» **STATED EXERCISE 1**
In the synthetic oil thread, list each question scoobydoo55 asks about making the switch, one per line.
» **STATED EXERCISE 2**
From the synthetic oil thread, copy out the passage that begins at the words "## scoobydoo55 (May" and ends after "is better right?".
» **STATED EXERCISE 3**
According to the synthetic oil thread, which brand of synthetic oil is available where scoobydoo55 lives?

» **SOURCE**
....
# Switching to synthetic oil



## scoobydoo55 (May 21, 2006)

Hi guys i know you guys are going to get tired of me real soon but here goes
I was thinking bout switching to synthetic oil for my 01 altima
i've already searched the forums for answers but none fits my questions perfectly and i know u guys are so smart
we have a lot of stop and go driving here in the Bahamas (small roads) . i want my car to run as good as possible without major repairs so is it a good idea to switch to synthetic oil. synthetic oil is better right?
if i do switch to synthetic is it as simple as a regular oil change or is there some other steps

can i switch back if synthetic oil becomes to pricey for me to continue

all of the shops here dont sell synthetic oil, so if i need to just pop in a quart can i use regular oil when synthetic is not available

p.s we have one brand of synthetic here ( Castrol Synthetic)


----------



## Darktide (Jul 29, 2004)
....
» **Excerpts from a layout annotation set**
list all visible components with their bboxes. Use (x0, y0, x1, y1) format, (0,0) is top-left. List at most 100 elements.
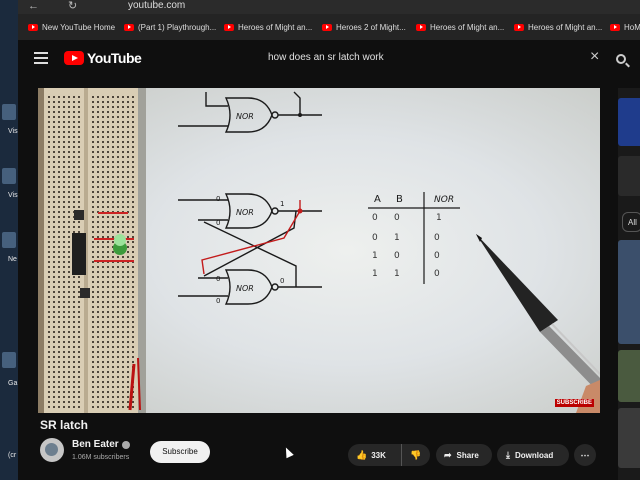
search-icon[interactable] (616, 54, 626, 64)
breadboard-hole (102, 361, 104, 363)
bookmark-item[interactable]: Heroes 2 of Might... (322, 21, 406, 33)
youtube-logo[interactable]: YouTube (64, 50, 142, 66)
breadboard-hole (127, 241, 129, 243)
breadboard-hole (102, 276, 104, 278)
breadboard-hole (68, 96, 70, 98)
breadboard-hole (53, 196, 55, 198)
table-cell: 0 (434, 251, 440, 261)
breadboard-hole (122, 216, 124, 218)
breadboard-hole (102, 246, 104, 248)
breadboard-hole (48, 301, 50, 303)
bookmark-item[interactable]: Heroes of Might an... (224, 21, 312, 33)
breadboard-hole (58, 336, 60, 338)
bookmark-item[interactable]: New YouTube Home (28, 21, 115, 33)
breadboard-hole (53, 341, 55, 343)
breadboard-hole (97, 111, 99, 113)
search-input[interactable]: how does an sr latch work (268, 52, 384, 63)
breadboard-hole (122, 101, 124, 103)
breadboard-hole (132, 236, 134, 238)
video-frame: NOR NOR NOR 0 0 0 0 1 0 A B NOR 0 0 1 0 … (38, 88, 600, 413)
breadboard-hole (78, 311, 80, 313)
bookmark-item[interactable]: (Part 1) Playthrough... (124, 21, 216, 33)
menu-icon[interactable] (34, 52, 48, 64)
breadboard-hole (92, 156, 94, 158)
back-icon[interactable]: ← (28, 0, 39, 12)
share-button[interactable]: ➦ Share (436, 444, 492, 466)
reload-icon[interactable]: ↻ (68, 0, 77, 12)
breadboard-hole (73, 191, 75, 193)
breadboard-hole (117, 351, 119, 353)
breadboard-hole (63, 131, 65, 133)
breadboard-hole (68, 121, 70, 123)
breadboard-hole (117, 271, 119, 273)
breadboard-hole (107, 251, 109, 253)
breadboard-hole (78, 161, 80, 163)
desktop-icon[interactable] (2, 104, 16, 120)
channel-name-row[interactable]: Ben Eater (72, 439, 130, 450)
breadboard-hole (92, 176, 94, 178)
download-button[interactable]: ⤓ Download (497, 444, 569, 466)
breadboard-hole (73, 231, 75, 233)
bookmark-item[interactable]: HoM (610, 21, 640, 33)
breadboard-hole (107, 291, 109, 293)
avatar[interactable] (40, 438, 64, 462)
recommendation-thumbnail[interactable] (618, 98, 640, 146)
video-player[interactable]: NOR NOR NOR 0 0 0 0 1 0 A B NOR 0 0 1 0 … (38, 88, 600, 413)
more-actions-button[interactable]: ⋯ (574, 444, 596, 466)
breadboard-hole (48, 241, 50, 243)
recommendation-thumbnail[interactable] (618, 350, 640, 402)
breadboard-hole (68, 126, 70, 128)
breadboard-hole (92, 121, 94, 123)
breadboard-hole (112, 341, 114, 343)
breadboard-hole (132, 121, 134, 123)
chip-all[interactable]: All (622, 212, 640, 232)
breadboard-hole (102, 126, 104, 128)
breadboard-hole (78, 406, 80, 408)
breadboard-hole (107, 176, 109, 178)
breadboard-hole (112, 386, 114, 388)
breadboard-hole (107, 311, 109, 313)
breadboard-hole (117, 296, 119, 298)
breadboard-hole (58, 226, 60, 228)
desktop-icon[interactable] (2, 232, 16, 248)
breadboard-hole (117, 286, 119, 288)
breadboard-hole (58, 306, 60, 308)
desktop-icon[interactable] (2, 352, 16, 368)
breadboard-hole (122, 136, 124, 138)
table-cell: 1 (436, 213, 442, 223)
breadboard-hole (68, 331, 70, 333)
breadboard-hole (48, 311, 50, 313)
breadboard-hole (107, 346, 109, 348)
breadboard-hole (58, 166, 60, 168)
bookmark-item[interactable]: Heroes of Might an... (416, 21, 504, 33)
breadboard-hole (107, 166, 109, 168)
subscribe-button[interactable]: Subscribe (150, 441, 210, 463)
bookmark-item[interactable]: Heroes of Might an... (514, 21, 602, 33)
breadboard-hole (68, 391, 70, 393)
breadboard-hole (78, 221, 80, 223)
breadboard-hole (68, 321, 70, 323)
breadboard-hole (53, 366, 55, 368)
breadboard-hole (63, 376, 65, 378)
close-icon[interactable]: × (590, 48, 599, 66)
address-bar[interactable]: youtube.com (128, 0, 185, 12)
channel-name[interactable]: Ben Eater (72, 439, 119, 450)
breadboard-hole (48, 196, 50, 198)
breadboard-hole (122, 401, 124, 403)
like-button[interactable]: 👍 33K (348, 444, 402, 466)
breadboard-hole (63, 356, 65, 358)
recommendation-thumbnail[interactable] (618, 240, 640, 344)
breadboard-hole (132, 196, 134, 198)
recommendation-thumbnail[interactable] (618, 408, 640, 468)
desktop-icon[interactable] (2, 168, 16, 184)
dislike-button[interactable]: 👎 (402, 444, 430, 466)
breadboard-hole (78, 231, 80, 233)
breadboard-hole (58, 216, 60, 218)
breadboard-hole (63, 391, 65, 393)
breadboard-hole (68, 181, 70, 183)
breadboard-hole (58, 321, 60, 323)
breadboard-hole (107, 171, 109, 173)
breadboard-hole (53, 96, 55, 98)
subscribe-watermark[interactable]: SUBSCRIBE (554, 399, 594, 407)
....
» **WRITTEN REPLY 1**
Is it a good idea to switch to synthetic oil, since synthetic oil is better?
Is switching as simple as a regular oil change, or are there other steps?
Can the car go back to regular oil if synthetic becomes too pricey?
Can regular oil be used to top off a quart when synthetic is not available?

» **WRITTEN REPLY 2**
## scoobydoo55 (May 21, 2006)

Hi guys i know you guys are going to get tired of me real soon but here goes
I was thinking bout switching to synthetic oil for my 01 altima
i've already searched the forums for answers but none fits my questions perfectly and i know u guys are so smart
we have a lot of stop and go driving here in the Bahamas (small roads) . i want my car to run as good as possible without major repairs so is it a good idea to switch to synthetic oil. synthetic oil is better right?

» **WRITTEN REPLY 3**
Castrol Synthetic